Problem details –
Search the records for "this". Copy every line where it appears.

Provided records –
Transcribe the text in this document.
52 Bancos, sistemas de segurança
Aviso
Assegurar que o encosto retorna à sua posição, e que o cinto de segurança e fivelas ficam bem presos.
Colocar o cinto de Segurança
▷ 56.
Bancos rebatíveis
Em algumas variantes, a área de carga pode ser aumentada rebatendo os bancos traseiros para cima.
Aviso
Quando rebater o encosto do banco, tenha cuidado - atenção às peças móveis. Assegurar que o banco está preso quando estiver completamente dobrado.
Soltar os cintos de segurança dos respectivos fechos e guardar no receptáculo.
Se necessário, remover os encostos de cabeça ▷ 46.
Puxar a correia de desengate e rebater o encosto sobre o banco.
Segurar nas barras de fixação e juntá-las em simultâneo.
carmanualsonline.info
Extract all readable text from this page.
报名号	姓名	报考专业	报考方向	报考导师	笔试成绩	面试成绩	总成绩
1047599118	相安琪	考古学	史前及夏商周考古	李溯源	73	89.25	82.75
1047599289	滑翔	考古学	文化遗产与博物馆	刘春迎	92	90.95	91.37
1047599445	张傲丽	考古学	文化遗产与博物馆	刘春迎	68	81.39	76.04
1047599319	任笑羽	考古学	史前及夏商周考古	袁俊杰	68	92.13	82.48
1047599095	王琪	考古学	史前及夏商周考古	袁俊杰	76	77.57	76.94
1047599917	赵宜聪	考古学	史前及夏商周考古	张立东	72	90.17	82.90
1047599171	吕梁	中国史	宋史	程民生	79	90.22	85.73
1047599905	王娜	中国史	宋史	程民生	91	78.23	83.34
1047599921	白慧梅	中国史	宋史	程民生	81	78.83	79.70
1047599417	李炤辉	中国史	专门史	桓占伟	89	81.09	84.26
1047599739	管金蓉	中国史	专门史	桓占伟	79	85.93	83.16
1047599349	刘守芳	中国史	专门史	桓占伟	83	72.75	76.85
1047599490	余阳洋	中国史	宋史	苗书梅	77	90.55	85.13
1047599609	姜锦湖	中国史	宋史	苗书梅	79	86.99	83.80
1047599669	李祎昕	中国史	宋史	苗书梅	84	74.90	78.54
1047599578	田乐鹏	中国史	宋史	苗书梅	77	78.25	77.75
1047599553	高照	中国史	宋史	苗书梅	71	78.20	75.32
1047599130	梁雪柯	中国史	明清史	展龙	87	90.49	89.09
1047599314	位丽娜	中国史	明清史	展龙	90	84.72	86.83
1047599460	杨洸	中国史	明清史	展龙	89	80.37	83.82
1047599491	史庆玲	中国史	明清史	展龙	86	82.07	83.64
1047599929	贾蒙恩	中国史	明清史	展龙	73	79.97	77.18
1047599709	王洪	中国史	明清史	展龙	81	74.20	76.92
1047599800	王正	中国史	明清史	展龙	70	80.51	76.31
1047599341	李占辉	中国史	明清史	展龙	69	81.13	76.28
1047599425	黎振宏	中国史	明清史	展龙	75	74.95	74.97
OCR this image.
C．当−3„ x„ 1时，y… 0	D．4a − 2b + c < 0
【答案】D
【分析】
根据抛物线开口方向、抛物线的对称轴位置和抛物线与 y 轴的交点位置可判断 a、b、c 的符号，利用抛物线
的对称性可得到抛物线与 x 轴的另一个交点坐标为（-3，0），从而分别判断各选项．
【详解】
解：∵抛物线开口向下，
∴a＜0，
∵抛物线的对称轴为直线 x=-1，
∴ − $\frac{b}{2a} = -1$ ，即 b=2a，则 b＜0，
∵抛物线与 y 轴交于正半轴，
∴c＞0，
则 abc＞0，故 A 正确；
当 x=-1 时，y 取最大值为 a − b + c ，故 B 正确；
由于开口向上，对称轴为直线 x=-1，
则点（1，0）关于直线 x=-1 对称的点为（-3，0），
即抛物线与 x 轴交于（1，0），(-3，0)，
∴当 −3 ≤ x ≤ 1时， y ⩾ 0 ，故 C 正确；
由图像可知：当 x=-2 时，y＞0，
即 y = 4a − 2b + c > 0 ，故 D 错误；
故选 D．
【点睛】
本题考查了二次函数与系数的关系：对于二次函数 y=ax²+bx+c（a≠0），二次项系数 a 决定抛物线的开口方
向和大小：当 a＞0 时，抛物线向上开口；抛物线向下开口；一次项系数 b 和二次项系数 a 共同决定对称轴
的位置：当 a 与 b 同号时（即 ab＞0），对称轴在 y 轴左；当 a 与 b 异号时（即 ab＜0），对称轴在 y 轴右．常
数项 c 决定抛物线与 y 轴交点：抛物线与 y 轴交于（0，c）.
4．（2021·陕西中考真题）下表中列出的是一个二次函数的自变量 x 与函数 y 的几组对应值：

Final result –
Transcribe the text in this document.
Extract all readable text from this page.
OCR this image.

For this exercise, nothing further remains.